§ Exercise brief
Wherever the word "this" appears in a line, copy that line.

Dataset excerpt
— Start —

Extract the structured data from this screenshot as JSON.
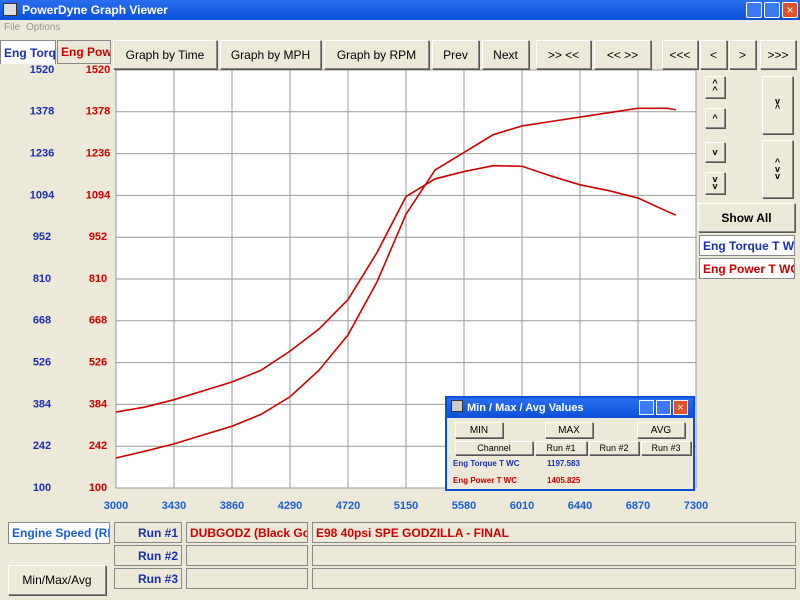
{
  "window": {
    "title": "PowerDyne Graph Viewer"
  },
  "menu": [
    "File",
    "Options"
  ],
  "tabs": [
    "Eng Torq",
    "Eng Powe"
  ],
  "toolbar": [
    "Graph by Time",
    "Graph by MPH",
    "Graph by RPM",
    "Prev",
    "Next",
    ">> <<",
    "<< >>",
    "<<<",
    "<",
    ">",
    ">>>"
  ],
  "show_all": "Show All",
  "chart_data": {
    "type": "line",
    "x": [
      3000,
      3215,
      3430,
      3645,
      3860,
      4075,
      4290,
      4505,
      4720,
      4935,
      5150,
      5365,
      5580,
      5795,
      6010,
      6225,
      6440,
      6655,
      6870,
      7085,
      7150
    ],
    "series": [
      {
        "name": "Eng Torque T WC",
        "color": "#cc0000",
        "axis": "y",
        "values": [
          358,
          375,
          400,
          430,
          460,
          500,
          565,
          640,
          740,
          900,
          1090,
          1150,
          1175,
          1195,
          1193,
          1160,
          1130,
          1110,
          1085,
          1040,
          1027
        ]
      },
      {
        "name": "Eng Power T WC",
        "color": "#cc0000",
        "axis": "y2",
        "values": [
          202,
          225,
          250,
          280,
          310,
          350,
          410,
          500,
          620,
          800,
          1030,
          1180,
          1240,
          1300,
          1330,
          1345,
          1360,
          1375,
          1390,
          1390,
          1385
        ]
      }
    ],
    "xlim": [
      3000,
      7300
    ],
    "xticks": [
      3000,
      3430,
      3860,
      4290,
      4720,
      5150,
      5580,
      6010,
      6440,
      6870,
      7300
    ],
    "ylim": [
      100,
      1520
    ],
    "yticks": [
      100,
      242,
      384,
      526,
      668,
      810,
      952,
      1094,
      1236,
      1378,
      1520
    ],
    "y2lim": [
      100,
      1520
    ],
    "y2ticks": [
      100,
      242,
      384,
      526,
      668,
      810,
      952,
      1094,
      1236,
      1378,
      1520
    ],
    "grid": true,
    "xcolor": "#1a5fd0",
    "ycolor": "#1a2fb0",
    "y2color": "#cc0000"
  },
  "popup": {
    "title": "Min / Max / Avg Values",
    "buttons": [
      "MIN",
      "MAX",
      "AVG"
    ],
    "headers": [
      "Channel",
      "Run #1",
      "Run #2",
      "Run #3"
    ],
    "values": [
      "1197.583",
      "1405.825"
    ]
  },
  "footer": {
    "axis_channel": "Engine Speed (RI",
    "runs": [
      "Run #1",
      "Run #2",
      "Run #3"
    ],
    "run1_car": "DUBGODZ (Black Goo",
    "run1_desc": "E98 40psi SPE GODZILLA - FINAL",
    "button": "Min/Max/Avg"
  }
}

— End —
— Start —

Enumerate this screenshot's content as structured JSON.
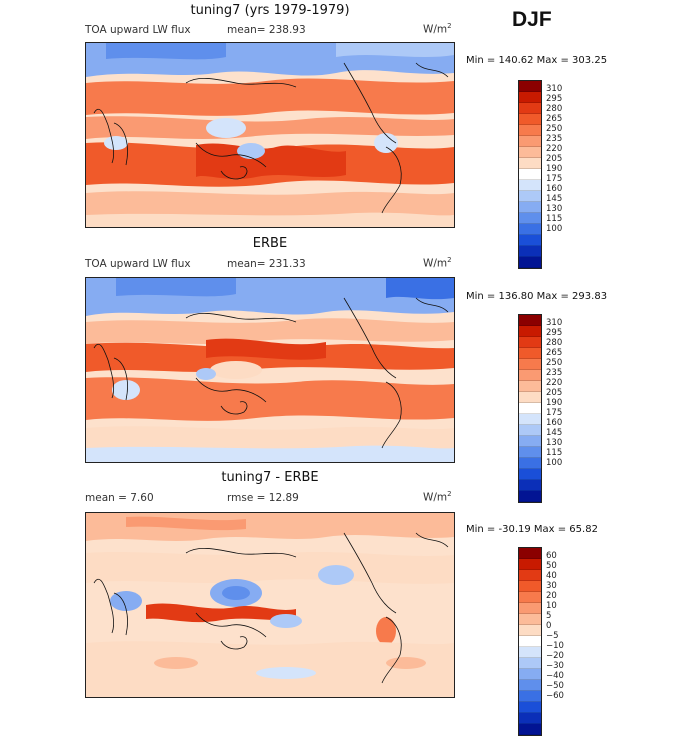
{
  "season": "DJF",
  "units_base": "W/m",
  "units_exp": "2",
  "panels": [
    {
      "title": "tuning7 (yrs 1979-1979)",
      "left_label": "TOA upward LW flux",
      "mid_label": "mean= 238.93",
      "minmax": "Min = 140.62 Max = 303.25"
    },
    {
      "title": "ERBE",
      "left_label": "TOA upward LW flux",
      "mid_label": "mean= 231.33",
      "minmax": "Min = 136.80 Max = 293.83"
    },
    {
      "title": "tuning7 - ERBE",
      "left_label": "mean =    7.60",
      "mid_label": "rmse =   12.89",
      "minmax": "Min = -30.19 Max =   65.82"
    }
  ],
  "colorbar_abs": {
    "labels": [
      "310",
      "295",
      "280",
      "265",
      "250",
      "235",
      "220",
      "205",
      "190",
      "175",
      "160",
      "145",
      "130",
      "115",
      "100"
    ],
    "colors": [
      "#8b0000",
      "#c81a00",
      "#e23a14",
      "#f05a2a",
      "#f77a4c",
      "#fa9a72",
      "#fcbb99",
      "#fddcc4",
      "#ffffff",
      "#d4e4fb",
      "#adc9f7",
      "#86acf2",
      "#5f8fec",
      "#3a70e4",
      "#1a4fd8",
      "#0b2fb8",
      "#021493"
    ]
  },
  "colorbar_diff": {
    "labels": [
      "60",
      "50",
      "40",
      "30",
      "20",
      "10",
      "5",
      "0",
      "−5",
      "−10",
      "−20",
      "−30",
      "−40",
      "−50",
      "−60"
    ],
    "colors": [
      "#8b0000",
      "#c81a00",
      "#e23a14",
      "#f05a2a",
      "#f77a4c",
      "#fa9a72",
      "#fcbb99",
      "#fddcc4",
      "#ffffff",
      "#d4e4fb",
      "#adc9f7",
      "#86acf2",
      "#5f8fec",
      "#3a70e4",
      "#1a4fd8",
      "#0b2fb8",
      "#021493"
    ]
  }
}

— End —
— Start —

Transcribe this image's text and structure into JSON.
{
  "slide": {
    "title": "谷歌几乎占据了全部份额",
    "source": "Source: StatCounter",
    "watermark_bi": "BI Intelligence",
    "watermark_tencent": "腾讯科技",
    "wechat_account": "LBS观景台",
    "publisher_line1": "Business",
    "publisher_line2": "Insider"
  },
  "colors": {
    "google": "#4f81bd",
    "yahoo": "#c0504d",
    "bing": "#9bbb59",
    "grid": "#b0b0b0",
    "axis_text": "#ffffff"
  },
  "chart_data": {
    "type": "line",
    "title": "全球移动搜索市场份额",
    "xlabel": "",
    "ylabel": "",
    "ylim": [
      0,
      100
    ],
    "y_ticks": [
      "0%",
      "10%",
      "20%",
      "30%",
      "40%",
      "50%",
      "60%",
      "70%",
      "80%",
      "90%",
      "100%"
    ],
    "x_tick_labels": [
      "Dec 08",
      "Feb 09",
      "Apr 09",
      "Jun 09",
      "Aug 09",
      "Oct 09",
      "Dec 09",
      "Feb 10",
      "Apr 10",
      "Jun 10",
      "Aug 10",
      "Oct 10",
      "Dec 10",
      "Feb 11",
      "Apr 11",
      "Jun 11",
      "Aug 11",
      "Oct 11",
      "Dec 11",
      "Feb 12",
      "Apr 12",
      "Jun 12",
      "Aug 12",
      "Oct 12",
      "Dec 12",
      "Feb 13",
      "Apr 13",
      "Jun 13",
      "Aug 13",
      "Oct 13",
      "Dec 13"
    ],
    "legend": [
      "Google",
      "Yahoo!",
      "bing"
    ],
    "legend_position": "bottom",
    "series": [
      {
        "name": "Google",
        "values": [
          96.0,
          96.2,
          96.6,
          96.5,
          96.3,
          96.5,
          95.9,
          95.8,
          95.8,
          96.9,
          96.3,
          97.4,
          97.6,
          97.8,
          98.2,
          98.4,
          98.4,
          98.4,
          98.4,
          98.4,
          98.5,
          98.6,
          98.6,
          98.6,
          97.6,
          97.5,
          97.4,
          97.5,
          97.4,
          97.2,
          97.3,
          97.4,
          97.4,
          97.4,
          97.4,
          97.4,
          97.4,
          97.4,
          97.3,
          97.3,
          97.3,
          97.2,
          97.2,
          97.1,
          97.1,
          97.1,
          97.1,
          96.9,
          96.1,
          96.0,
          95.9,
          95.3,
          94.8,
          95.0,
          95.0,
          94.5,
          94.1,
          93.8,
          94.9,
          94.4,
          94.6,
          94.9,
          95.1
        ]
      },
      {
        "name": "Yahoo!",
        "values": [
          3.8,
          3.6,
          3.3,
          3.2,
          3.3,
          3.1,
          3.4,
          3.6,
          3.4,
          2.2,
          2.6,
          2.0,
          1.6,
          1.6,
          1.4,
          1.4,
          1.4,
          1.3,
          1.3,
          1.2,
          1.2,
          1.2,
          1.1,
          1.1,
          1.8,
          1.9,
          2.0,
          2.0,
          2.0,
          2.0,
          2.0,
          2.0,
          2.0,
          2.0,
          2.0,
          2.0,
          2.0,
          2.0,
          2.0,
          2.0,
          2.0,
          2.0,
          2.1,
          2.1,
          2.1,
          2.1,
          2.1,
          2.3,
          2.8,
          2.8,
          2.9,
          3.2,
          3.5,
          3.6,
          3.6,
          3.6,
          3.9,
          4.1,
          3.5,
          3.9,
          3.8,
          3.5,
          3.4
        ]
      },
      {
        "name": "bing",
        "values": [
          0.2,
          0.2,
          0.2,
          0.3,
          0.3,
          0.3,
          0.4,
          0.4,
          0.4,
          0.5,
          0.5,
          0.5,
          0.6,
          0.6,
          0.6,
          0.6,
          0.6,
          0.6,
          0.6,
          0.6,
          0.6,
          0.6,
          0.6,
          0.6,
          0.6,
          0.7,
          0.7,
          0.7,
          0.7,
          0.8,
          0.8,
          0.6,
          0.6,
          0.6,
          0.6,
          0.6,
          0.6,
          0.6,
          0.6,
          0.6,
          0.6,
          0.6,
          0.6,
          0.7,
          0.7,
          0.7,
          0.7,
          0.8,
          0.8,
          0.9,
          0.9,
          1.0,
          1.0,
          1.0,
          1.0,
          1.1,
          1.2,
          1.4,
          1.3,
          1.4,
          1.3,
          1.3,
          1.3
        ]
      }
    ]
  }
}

— End —

§ Exercise result
Extract the structured data from this screenshot as JSON.
Enumerate this screenshot's content as structured JSON.
Transcribe this image's text and structure into JSON.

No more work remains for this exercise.